------ DATA LINES

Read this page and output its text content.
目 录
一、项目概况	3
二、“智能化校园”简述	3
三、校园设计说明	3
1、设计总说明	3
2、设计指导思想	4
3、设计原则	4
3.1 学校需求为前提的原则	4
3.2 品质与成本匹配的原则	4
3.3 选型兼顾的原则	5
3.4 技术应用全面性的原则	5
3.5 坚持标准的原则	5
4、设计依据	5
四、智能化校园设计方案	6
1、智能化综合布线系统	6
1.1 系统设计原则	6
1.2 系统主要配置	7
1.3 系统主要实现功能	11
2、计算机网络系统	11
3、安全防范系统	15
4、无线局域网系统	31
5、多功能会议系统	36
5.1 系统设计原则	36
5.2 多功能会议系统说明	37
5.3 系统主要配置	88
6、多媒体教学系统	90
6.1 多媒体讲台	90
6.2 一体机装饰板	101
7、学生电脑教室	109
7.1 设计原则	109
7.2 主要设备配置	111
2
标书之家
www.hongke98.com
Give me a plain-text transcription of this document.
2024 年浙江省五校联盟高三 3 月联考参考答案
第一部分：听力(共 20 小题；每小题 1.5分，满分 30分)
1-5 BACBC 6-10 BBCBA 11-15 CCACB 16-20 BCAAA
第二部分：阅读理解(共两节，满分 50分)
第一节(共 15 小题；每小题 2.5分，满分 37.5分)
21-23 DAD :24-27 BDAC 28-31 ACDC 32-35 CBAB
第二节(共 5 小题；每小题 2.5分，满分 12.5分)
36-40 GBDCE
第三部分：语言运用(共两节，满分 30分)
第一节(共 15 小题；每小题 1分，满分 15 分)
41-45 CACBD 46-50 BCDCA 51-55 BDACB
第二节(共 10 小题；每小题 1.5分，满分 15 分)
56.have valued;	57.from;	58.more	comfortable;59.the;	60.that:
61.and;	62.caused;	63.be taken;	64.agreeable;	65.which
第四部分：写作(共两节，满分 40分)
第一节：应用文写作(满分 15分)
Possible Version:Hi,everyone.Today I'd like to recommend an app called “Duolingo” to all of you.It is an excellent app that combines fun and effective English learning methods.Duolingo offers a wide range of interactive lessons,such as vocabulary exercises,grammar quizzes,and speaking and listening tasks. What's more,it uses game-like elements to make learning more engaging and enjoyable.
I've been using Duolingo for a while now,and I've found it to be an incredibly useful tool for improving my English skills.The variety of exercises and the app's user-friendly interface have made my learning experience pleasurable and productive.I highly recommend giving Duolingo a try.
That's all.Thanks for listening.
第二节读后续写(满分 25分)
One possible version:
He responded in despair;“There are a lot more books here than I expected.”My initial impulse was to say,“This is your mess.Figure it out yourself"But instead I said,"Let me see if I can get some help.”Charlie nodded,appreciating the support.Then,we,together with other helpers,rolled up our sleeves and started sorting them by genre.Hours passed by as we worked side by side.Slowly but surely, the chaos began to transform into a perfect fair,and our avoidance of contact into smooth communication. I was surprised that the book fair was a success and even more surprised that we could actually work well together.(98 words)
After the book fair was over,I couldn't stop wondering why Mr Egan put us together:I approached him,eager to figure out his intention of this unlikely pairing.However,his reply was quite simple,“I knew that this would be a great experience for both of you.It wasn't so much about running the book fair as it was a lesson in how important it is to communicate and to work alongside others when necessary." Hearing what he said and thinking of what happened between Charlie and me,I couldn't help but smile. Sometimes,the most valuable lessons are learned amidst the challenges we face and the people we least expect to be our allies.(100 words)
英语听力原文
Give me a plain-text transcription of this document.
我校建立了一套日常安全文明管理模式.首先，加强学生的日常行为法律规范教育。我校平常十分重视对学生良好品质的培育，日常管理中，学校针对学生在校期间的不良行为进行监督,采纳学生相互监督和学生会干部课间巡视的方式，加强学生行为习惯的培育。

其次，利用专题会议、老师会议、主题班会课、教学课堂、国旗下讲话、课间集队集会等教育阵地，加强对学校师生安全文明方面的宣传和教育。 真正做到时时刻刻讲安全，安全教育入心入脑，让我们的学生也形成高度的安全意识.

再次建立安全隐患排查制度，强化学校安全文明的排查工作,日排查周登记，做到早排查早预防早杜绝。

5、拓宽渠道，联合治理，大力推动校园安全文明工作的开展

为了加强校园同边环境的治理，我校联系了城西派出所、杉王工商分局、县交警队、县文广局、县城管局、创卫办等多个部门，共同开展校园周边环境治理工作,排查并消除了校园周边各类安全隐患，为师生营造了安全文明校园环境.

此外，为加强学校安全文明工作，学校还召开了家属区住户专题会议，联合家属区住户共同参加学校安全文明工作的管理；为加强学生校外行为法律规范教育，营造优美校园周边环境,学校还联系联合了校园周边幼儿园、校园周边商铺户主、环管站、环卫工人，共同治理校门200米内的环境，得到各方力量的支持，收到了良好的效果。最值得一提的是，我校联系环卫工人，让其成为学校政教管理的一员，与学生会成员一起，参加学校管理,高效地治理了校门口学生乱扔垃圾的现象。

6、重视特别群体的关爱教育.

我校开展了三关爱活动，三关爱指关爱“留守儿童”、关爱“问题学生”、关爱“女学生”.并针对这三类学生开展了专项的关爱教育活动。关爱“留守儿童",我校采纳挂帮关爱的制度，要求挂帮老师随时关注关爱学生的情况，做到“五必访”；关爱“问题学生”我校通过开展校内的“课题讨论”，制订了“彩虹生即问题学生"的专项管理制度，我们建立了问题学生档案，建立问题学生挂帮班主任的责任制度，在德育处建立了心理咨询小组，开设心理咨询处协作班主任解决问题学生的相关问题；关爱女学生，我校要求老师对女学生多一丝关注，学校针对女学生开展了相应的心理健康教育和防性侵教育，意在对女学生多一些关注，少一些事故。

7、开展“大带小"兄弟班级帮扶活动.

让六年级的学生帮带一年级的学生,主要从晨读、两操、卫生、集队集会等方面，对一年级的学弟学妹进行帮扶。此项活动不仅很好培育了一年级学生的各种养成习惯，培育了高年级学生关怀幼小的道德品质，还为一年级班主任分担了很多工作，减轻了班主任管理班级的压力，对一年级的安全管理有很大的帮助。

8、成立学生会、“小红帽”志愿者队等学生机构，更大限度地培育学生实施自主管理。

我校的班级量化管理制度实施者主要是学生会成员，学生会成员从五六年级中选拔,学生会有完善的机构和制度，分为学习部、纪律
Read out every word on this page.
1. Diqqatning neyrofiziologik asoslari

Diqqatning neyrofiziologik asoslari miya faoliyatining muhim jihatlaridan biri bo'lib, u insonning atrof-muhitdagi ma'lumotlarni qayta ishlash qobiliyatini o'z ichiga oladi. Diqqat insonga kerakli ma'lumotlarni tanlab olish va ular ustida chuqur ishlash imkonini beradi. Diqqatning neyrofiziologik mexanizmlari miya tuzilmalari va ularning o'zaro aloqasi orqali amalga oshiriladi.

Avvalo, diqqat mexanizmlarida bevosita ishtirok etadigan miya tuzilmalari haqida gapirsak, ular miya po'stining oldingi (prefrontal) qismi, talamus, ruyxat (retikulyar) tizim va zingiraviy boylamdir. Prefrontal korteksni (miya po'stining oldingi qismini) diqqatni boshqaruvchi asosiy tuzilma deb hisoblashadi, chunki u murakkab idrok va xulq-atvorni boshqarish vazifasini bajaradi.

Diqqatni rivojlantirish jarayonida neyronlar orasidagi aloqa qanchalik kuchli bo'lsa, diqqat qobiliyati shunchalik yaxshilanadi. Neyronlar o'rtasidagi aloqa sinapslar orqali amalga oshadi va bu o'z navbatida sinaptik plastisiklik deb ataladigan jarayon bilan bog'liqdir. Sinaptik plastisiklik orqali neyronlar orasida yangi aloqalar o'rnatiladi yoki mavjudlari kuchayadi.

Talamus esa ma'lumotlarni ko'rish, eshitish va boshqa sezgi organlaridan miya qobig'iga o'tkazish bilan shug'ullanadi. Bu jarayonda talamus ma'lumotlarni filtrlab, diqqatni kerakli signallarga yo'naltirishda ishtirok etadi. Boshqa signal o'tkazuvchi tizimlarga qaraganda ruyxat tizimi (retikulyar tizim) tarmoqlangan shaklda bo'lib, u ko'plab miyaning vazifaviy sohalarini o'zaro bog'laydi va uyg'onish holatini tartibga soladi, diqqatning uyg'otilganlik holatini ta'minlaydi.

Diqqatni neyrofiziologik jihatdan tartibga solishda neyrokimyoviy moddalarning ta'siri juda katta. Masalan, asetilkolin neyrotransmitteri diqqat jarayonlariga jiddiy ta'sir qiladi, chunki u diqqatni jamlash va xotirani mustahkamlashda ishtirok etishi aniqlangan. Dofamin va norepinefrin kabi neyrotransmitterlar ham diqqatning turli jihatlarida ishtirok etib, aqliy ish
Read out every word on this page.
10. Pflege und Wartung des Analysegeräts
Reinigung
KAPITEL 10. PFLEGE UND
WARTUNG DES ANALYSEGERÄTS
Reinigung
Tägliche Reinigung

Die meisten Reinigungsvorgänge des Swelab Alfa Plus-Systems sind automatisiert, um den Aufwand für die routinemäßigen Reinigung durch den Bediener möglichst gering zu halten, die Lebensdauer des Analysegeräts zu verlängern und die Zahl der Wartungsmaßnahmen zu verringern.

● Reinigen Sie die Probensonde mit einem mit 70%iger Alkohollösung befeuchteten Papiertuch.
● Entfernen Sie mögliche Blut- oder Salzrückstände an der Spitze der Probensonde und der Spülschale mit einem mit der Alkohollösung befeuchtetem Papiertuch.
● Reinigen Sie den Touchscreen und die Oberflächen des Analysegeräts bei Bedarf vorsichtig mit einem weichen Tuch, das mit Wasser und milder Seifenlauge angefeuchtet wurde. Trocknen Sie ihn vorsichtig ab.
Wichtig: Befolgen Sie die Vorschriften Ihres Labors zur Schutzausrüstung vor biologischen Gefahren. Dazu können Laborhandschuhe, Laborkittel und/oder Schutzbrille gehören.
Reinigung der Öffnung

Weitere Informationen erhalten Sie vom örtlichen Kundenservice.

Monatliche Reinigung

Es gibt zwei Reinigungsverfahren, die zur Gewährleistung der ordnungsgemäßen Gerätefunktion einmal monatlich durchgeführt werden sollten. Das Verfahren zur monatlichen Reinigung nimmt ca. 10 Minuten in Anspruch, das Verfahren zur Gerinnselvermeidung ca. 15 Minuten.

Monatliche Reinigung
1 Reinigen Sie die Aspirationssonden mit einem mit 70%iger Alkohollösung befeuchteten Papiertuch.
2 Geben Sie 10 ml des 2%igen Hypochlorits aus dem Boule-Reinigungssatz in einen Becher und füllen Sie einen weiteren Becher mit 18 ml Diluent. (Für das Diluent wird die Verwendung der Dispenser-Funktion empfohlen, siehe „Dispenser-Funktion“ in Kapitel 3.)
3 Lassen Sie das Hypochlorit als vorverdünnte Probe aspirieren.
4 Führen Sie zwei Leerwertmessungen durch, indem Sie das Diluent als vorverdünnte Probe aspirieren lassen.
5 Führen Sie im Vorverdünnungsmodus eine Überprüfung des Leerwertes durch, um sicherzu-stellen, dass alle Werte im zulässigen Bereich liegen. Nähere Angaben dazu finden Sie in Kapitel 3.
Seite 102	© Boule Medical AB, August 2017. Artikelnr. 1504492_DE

------------

WRITTEN PROBLEM:
Answer only with how many lines in the records include "fair".

COMPLETED EXERCISE:
2